### [Objective]
Pick every line from the data that holds the word "stabilis".

### [Rows]
==================================================

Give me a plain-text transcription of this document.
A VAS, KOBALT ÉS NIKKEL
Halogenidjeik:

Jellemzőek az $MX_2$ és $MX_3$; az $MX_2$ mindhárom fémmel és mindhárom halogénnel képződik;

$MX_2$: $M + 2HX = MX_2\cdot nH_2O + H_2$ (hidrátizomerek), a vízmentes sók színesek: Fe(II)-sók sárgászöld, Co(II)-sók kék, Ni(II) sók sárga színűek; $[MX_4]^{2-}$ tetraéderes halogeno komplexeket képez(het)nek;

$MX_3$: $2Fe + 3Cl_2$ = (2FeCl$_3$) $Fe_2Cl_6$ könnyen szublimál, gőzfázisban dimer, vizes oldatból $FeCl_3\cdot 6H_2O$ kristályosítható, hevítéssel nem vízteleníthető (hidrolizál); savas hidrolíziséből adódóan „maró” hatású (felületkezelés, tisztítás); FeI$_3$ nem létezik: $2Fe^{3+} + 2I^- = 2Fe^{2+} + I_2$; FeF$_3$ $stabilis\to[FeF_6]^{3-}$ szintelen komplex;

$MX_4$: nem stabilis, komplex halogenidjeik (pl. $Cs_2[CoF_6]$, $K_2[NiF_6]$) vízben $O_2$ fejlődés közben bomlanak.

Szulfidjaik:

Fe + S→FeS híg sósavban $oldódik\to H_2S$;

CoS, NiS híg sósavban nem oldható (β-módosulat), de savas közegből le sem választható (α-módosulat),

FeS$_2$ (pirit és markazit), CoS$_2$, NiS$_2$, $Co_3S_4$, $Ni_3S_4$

==================================================

### [In response]
$MX_3$: $2Fe + 3Cl_2$ = (2FeCl$_3$) $Fe_2Cl_6$ könnyen szublimál, gőzfázisban dimer, vizes oldatból $FeCl_3\cdot 6H_2O$ kristályosítható, hevítéssel nem vízteleníthető (hidrolizál); savas hidrolíziséből adódóan „maró” hatású (felületkezelés, tisztítás); FeI$_3$ nem létezik: $2Fe^{3+} + 2I^- = 2Fe^{2+} + I_2$; FeF$_3$ $stabilis\to[FeF_6]^{3-}$ szintelen komplex;
$MX_4$: nem stabilis, komplex halogenidjeik (pl. $Cs_2[CoF_6]$, $K_2[NiF_6]$) vízben $O_2$ fejlődés közben bomlanak.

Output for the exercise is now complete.